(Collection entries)
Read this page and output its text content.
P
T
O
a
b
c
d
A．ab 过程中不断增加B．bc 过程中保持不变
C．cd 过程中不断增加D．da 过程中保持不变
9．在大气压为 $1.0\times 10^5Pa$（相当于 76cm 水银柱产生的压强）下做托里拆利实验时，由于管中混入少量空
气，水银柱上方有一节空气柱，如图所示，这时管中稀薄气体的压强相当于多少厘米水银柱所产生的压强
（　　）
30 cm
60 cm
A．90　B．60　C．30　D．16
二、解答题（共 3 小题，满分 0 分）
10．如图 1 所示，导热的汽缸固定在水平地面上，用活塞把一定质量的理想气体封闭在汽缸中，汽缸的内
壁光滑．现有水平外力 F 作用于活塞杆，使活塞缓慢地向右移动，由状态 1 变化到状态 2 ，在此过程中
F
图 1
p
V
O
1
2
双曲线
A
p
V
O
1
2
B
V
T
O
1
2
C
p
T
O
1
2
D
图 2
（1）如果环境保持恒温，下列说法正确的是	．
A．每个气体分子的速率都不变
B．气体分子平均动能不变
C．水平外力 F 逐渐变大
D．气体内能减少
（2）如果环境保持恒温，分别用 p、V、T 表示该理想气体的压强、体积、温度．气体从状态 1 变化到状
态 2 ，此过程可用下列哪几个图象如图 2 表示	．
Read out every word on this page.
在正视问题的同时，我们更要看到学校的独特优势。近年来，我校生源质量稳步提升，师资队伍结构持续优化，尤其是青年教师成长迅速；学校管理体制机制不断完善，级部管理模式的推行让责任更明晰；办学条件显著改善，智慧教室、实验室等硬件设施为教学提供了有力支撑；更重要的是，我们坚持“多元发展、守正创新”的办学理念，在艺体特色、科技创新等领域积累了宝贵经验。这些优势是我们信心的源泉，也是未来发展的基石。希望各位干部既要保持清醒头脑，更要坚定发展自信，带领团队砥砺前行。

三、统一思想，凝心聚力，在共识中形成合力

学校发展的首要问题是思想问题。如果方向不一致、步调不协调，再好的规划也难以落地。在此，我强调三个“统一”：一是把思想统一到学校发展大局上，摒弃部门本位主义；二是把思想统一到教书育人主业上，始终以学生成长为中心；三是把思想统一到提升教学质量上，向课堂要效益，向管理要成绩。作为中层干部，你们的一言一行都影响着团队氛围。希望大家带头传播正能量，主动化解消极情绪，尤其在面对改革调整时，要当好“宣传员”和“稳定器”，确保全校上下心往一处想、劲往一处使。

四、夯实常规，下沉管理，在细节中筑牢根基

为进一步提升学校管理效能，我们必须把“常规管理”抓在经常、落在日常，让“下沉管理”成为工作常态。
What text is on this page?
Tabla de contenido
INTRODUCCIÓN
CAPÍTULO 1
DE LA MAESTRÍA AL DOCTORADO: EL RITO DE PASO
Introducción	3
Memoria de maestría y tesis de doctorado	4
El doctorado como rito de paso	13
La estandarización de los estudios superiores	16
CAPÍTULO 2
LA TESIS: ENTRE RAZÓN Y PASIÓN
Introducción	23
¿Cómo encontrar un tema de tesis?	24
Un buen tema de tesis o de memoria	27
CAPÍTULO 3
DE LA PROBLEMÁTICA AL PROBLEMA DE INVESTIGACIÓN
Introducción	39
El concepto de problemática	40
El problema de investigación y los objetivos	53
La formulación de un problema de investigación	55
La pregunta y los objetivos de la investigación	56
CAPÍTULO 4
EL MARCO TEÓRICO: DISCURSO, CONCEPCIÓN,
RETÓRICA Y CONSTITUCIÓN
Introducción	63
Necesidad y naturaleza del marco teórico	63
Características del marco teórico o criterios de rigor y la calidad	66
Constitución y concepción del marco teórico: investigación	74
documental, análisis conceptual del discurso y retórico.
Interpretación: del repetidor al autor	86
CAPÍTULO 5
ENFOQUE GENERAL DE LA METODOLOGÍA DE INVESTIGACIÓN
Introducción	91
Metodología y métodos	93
* * *
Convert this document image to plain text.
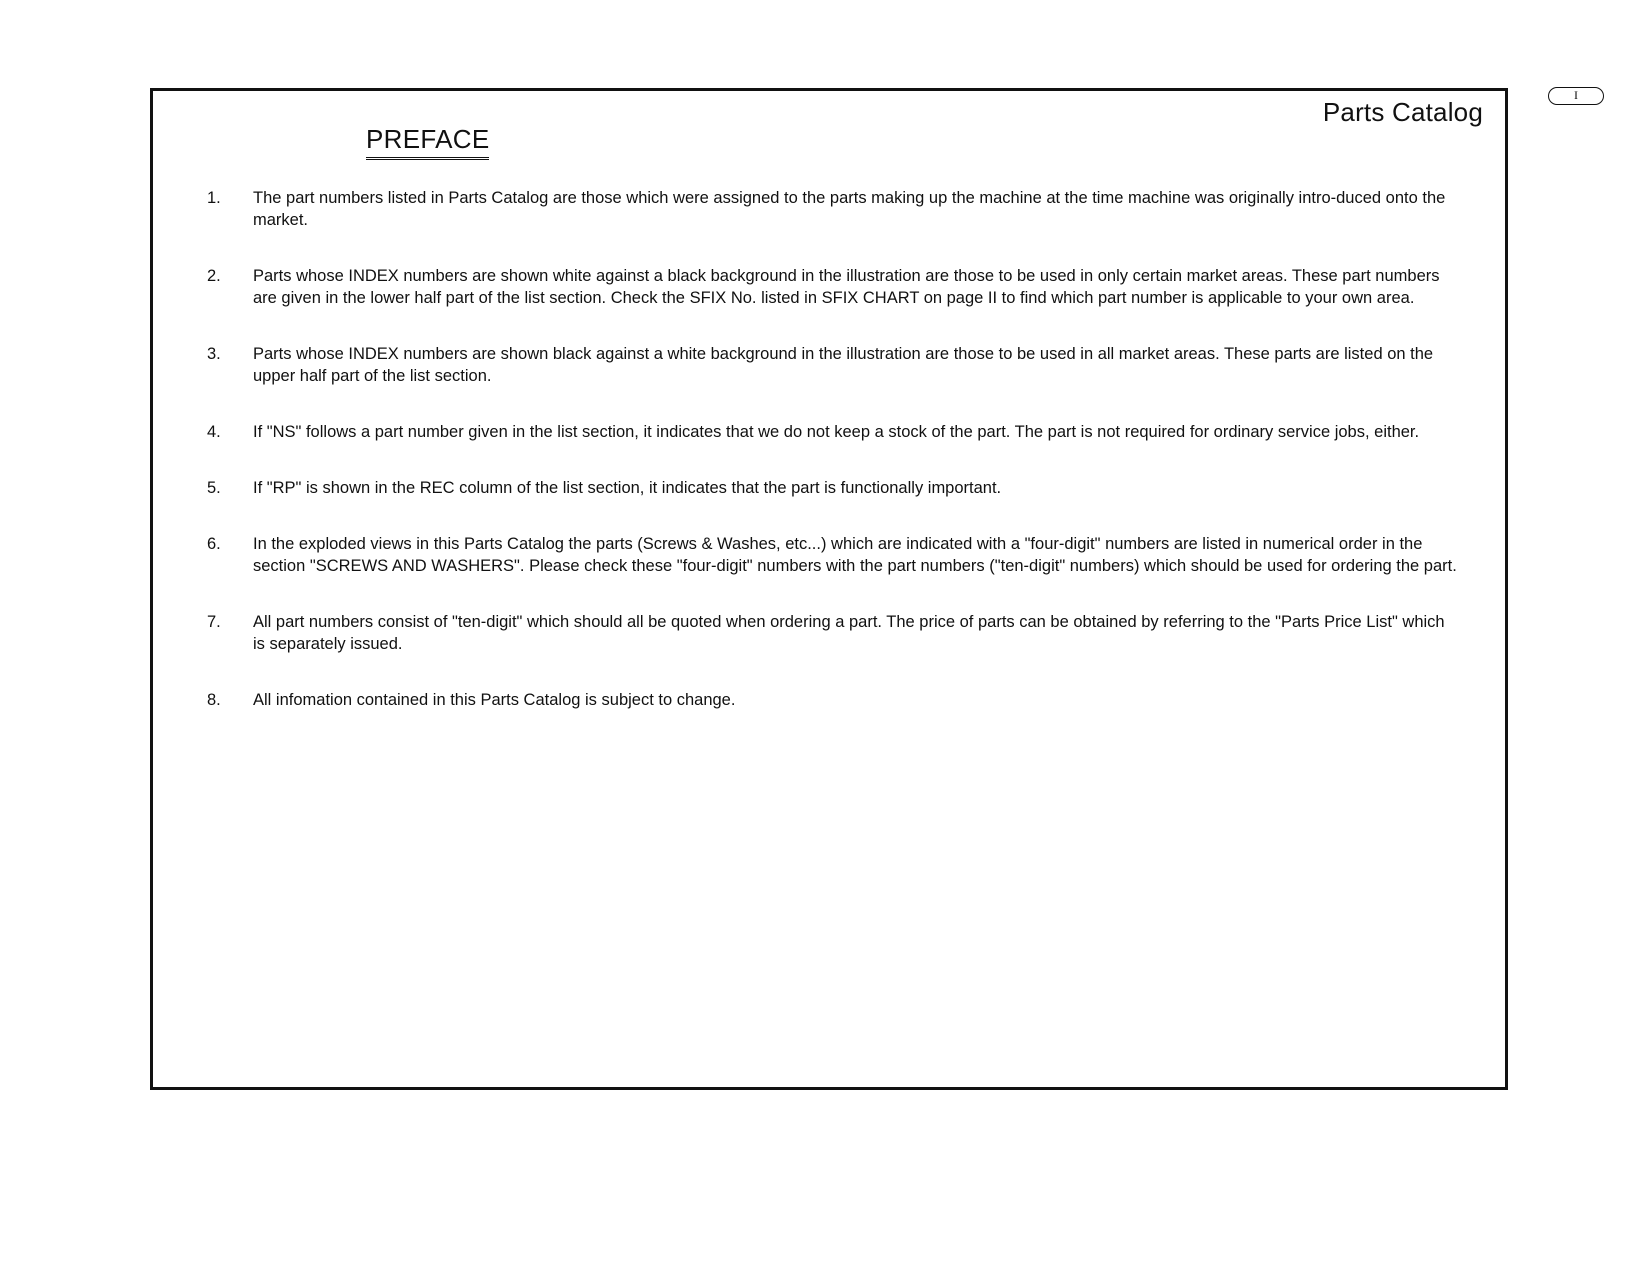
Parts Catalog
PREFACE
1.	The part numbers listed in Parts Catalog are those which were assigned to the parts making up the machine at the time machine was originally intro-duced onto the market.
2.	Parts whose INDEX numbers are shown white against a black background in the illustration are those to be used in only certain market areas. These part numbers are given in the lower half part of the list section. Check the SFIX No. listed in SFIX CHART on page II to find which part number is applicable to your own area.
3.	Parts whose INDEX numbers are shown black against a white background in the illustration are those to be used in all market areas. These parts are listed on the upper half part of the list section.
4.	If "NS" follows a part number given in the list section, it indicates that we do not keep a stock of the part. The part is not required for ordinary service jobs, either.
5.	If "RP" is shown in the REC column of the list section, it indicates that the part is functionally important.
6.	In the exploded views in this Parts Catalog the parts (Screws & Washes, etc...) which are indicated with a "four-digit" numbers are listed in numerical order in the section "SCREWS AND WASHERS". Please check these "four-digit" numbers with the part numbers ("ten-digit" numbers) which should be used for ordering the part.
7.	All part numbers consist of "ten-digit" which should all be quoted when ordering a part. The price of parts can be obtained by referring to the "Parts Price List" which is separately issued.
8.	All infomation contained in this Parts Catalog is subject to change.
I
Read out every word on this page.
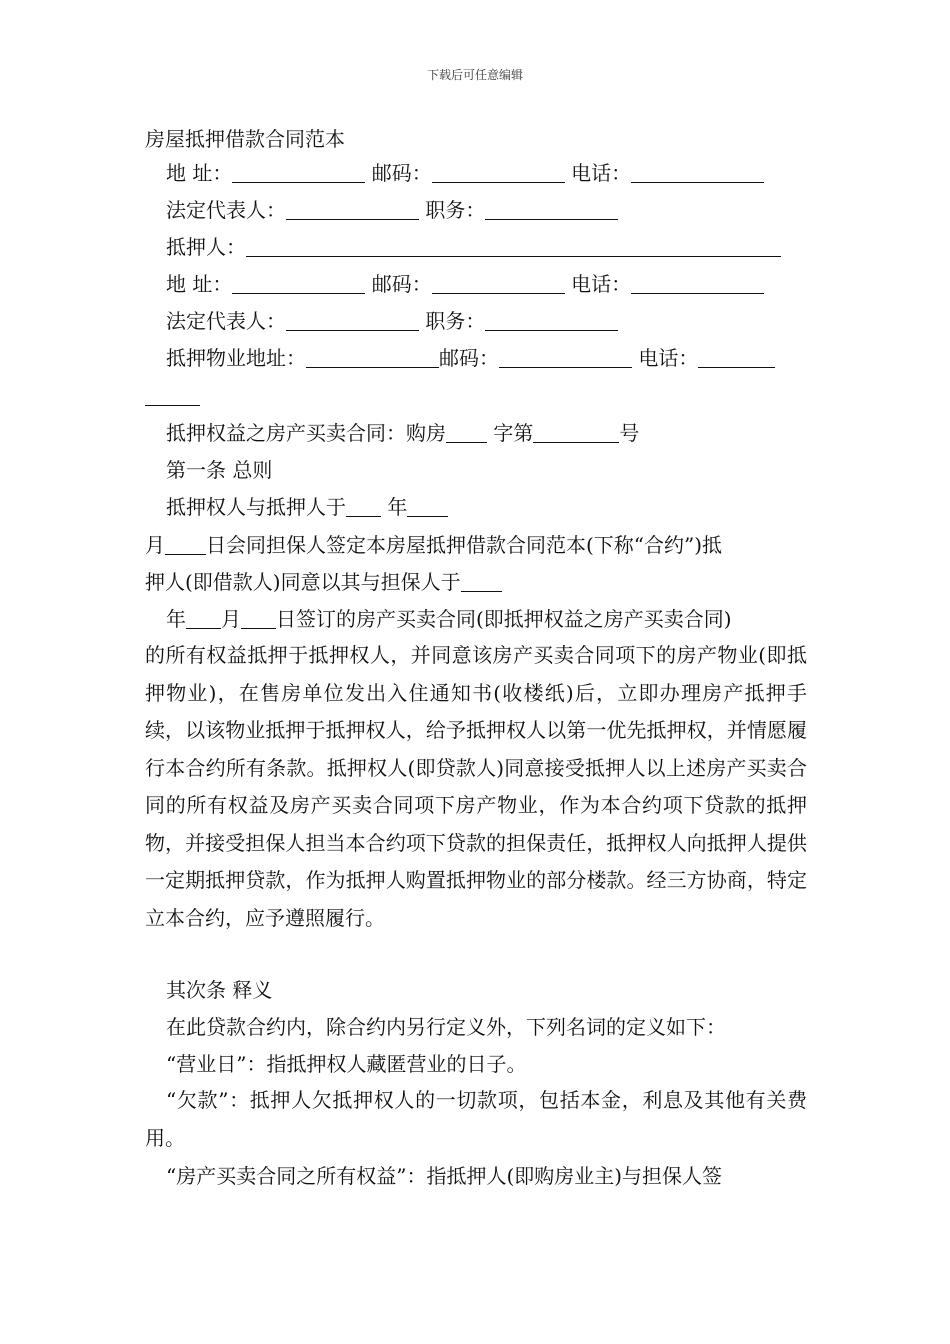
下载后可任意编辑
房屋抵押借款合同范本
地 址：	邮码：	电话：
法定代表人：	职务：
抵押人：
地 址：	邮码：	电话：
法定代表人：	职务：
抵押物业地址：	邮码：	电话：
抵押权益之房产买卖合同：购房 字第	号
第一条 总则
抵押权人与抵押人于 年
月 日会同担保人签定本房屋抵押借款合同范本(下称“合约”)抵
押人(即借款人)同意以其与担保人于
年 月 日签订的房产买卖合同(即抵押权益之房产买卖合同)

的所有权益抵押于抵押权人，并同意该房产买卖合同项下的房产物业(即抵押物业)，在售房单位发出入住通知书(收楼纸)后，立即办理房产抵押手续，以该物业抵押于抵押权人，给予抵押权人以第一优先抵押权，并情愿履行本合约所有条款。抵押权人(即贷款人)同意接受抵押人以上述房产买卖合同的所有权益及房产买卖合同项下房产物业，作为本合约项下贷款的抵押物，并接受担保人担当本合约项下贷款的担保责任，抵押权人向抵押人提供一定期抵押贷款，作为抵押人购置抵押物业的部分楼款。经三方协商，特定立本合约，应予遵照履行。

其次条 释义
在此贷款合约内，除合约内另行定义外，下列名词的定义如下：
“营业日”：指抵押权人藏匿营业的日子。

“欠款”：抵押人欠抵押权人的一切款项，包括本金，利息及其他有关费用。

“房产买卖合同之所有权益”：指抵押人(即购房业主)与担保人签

DIRECTIONS — Pick out the lines containing the string "INDEX".

SOLUTION TO THE EXERCISE —
2.	Parts whose INDEX numbers are shown white against a black background in the illustration are those to be used in only certain market areas. These part numbers are given in the lower half part of the list section. Check the SFIX No. listed in SFIX CHART on page II to find which part number is applicable to your own area.
3.	Parts whose INDEX numbers are shown black against a white background in the illustration are those to be used in all market areas. These parts are listed on the upper half part of the list section.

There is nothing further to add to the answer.